**EXERCISE REQUIREMENTS:** Repeat every record below exactly as written.

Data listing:
::::::::

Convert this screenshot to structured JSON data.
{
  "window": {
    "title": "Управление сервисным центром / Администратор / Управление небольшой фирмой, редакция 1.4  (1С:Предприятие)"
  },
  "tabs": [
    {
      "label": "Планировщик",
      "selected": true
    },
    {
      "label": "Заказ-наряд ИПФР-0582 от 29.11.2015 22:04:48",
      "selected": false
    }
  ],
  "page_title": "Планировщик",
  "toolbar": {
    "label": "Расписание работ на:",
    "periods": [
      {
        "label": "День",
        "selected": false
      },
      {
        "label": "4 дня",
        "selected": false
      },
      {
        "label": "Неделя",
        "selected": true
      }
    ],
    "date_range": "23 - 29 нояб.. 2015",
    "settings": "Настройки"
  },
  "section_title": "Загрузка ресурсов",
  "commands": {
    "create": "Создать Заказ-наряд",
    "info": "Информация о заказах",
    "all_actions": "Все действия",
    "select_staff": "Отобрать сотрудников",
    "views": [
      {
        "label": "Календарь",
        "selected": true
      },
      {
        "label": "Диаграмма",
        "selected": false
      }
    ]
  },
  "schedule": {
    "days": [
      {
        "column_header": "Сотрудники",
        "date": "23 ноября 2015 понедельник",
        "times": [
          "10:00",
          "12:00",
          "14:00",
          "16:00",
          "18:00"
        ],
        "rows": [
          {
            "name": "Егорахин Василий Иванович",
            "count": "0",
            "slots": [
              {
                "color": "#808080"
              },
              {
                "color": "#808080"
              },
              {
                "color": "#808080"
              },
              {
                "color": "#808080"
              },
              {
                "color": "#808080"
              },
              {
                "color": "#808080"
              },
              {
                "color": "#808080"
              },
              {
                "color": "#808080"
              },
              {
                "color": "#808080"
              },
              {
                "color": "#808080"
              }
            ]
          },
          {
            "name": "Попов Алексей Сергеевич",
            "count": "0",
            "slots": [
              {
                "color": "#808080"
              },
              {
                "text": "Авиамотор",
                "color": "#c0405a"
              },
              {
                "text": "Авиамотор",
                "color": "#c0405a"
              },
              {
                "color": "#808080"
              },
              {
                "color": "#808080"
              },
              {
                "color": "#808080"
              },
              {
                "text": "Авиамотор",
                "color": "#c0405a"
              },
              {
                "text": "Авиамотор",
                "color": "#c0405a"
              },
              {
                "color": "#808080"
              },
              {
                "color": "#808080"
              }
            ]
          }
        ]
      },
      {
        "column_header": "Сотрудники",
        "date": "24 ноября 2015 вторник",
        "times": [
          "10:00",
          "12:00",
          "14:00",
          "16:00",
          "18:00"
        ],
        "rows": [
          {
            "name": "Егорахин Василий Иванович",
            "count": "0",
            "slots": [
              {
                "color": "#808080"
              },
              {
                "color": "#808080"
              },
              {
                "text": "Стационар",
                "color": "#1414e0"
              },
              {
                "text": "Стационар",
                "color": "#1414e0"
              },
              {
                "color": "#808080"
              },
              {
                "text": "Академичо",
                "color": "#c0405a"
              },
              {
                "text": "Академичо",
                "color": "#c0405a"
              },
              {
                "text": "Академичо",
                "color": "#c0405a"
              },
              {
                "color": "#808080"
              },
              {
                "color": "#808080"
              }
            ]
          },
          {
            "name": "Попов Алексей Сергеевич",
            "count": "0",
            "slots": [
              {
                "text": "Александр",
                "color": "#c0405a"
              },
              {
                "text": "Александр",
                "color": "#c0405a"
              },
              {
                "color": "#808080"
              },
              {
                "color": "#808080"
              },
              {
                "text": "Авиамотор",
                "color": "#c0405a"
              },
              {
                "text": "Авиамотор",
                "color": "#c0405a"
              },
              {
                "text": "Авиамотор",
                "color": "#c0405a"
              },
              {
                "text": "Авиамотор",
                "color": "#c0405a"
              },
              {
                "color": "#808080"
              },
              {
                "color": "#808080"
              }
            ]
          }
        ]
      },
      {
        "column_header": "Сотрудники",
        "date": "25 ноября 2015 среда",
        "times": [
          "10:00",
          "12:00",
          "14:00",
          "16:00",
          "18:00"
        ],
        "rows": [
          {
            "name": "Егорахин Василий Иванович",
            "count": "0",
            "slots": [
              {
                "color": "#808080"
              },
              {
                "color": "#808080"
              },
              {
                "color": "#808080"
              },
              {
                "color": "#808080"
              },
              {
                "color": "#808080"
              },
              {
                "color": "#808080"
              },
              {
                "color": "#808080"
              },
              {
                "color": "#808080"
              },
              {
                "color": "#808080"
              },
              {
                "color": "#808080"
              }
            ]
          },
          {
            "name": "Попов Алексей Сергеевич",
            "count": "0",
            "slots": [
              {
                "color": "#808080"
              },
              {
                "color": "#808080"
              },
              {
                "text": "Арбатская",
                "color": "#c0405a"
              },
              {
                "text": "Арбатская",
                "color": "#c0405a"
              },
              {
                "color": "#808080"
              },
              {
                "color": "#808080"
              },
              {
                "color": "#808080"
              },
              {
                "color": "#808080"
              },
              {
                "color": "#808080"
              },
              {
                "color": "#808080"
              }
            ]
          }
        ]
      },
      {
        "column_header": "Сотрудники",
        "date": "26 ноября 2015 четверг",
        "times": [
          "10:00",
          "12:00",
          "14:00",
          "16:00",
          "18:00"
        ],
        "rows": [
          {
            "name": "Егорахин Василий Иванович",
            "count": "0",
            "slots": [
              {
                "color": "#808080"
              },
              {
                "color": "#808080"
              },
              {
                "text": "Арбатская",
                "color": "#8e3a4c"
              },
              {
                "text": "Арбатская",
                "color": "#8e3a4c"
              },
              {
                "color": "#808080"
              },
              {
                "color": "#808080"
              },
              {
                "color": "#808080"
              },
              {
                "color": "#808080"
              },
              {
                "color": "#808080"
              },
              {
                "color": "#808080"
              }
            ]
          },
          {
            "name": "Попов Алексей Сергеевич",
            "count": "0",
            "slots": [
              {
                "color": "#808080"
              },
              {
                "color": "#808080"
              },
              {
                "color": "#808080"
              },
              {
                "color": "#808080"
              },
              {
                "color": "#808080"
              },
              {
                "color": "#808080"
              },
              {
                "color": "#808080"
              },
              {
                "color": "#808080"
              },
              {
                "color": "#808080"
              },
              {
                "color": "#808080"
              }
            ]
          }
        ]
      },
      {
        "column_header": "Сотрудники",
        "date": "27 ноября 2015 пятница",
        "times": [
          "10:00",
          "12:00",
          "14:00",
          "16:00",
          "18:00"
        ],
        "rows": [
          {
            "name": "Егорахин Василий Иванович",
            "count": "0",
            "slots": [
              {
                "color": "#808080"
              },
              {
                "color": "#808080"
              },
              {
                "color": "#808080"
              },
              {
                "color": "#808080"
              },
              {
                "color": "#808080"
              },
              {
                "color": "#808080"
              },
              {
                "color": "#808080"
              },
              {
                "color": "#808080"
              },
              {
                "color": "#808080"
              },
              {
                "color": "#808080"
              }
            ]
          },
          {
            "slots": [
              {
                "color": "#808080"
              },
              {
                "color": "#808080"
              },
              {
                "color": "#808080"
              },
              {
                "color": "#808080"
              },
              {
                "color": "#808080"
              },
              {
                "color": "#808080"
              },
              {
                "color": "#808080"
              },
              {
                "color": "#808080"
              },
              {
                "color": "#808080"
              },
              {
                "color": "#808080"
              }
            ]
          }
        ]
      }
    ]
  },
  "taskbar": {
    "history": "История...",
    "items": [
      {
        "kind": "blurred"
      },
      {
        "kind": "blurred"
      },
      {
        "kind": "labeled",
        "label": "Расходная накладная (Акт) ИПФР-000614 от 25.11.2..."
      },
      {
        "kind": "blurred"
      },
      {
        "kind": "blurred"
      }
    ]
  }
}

::::::::

**RESULT FOR THIS TASK:**
Convert this screenshot to structured JSON data.
{
  "window": {
    "title": "Управление сервисным центром / Администратор / Управление небольшой фирмой, редакция 1.4  (1С:Предприятие)"
  },
  "tabs": [
    {
      "label": "Планировщик",
      "selected": true
    },
    {
      "label": "Заказ-наряд ИПФР-0582 от 29.11.2015 22:04:48",
      "selected": false
    }
  ],
  "page_title": "Планировщик",
  "toolbar": {
    "label": "Расписание работ на:",
    "periods": [
      {
        "label": "День",
        "selected": false
      },
      {
        "label": "4 дня",
        "selected": false
      },
      {
        "label": "Неделя",
        "selected": true
      }
    ],
    "date_range": "23 - 29 нояб.. 2015",
    "settings": "Настройки"
  },
  "section_title": "Загрузка ресурсов",
  "commands": {
    "create": "Создать Заказ-наряд",
    "info": "Информация о заказах",
    "all_actions": "Все действия",
    "select_staff": "Отобрать сотрудников",
    "views": [
      {
        "label": "Календарь",
        "selected": true
      },
      {
        "label": "Диаграмма",
        "selected": false
      }
    ]
  },
  "schedule": {
    "days": [
      {
        "column_header": "Сотрудники",
        "date": "23 ноября 2015 понедельник",
        "times": [
          "10:00",
          "12:00",
          "14:00",
          "16:00",
          "18:00"
        ],
        "rows": [
          {
            "name": "Егорахин Василий Иванович",
            "count": "0",
            "slots": [
              {
                "color": "#808080"
              },
              {
                "color": "#808080"
              },
              {
                "color": "#808080"
              },
              {
                "color": "#808080"
              },
              {
                "color": "#808080"
              },
              {
                "color": "#808080"
              },
              {
                "color": "#808080"
              },
              {
                "color": "#808080"
              },
              {
                "color": "#808080"
              },
              {
                "color": "#808080"
              }
            ]
          },
          {
            "name": "Попов Алексей Сергеевич",
            "count": "0",
            "slots": [
              {
                "color": "#808080"
              },
              {
                "text": "Авиамотор",
                "color": "#c0405a"
              },
              {
                "text": "Авиамотор",
                "color": "#c0405a"
              },
              {
                "color": "#808080"
              },
              {
                "color": "#808080"
              },
              {
                "color": "#808080"
              },
              {
                "text": "Авиамотор",
                "color": "#c0405a"
              },
              {
                "text": "Авиамотор",
                "color": "#c0405a"
              },
              {
                "color": "#808080"
              },
              {
                "color": "#808080"
              }
            ]
          }
        ]
      },
      {
        "column_header": "Сотрудники",
        "date": "24 ноября 2015 вторник",
        "times": [
          "10:00",
          "12:00",
          "14:00",
          "16:00",
          "18:00"
        ],
        "rows": [
          {
            "name": "Егорахин Василий Иванович",
            "count": "0",
            "slots": [
              {
                "color": "#808080"
              },
              {
                "color": "#808080"
              },
              {
                "text": "Стационар",
                "color": "#1414e0"
              },
              {
                "text": "Стационар",
                "color": "#1414e0"
              },
              {
                "color": "#808080"
              },
              {
                "text": "Академичо",
                "color": "#c0405a"
              },
              {
                "text": "Академичо",
                "color": "#c0405a"
              },
              {
                "text": "Академичо",
                "color": "#c0405a"
              },
              {
                "color": "#808080"
              },
              {
                "color": "#808080"
              }
            ]
          },
          {
            "name": "Попов Алексей Сергеевич",
            "count": "0",
            "slots": [
              {
                "text": "Александр",
                "color": "#c0405a"
              },
              {
                "text": "Александр",
                "color": "#c0405a"
              },
              {
                "color": "#808080"
              },
              {
                "color": "#808080"
              },
              {
                "text": "Авиамотор",
                "color": "#c0405a"
              },
              {
                "text": "Авиамотор",
                "color": "#c0405a"
              },
              {
                "text": "Авиамотор",
                "color": "#c0405a"
              },
              {
                "text": "Авиамотор",
                "color": "#c0405a"
              },
              {
                "color": "#808080"
              },
              {
                "color": "#808080"
              }
            ]
          }
        ]
      },
      {
        "column_header": "Сотрудники",
        "date": "25 ноября 2015 среда",
        "times": [
          "10:00",
          "12:00",
          "14:00",
          "16:00",
          "18:00"
        ],
        "rows": [
          {
            "name": "Егорахин Василий Иванович",
            "count": "0",
            "slots": [
              {
                "color": "#808080"
              },
              {
                "color": "#808080"
              },
              {
                "color": "#808080"
              },
              {
                "color": "#808080"
              },
              {
                "color": "#808080"
              },
              {
                "color": "#808080"
              },
              {
                "color": "#808080"
              },
              {
                "color": "#808080"
              },
              {
                "color": "#808080"
              },
              {
                "color": "#808080"
              }
            ]
          },
          {
            "name": "Попов Алексей Сергеевич",
            "count": "0",
            "slots": [
              {
                "color": "#808080"
              },
              {
                "color": "#808080"
              },
              {
                "text": "Арбатская",
                "color": "#c0405a"
              },
              {
                "text": "Арбатская",
                "color": "#c0405a"
              },
              {
                "color": "#808080"
              },
              {
                "color": "#808080"
              },
              {
                "color": "#808080"
              },
              {
                "color": "#808080"
              },
              {
                "color": "#808080"
              },
              {
                "color": "#808080"
              }
            ]
          }
        ]
      },
      {
        "column_header": "Сотрудники",
        "date": "26 ноября 2015 четверг",
        "times": [
          "10:00",
          "12:00",
          "14:00",
          "16:00",
          "18:00"
        ],
        "rows": [
          {
            "name": "Егорахин Василий Иванович",
            "count": "0",
            "slots": [
              {
                "color": "#808080"
              },
              {
                "color": "#808080"
              },
              {
                "text": "Арбатская",
                "color": "#8e3a4c"
              },
              {
                "text": "Арбатская",
                "color": "#8e3a4c"
              },
              {
                "color": "#808080"
              },
              {
                "color": "#808080"
              },
              {
                "color": "#808080"
              },
              {
                "color": "#808080"
              },
              {
                "color": "#808080"
              },
              {
                "color": "#808080"
              }
            ]
          },
          {
            "name": "Попов Алексей Сергеевич",
            "count": "0",
            "slots": [
              {
                "color": "#808080"
              },
              {
                "color": "#808080"
              },
              {
                "color": "#808080"
              },
              {
                "color": "#808080"
              },
              {
                "color": "#808080"
              },
              {
                "color": "#808080"
              },
              {
                "color": "#808080"
              },
              {
                "color": "#808080"
              },
              {
                "color": "#808080"
              },
              {
                "color": "#808080"
              }
            ]
          }
        ]
      },
      {
        "column_header": "Сотрудники",
        "date": "27 ноября 2015 пятница",
        "times": [
          "10:00",
          "12:00",
          "14:00",
          "16:00",
          "18:00"
        ],
        "rows": [
          {
            "name": "Егорахин Василий Иванович",
            "count": "0",
            "slots": [
              {
                "color": "#808080"
              },
              {
                "color": "#808080"
              },
              {
                "color": "#808080"
              },
              {
                "color": "#808080"
              },
              {
                "color": "#808080"
              },
              {
                "color": "#808080"
              },
              {
                "color": "#808080"
              },
              {
                "color": "#808080"
              },
              {
                "color": "#808080"
              },
              {
                "color": "#808080"
              }
            ]
          },
          {
            "slots": [
              {
                "color": "#808080"
              },
              {
                "color": "#808080"
              },
              {
                "color": "#808080"
              },
              {
                "color": "#808080"
              },
              {
                "color": "#808080"
              },
              {
                "color": "#808080"
              },
              {
                "color": "#808080"
              },
              {
                "color": "#808080"
              },
              {
                "color": "#808080"
              },
              {
                "color": "#808080"
              }
            ]
          }
        ]
      }
    ]
  },
  "taskbar": {
    "history": "История...",
    "items": [
      {
        "kind": "blurred"
      },
      {
        "kind": "blurred"
      },
      {
        "kind": "labeled",
        "label": "Расходная накладная (Акт) ИПФР-000614 от 25.11.2..."
      },
      {
        "kind": "blurred"
      },
      {
        "kind": "blurred"
      }
    ]
  }
}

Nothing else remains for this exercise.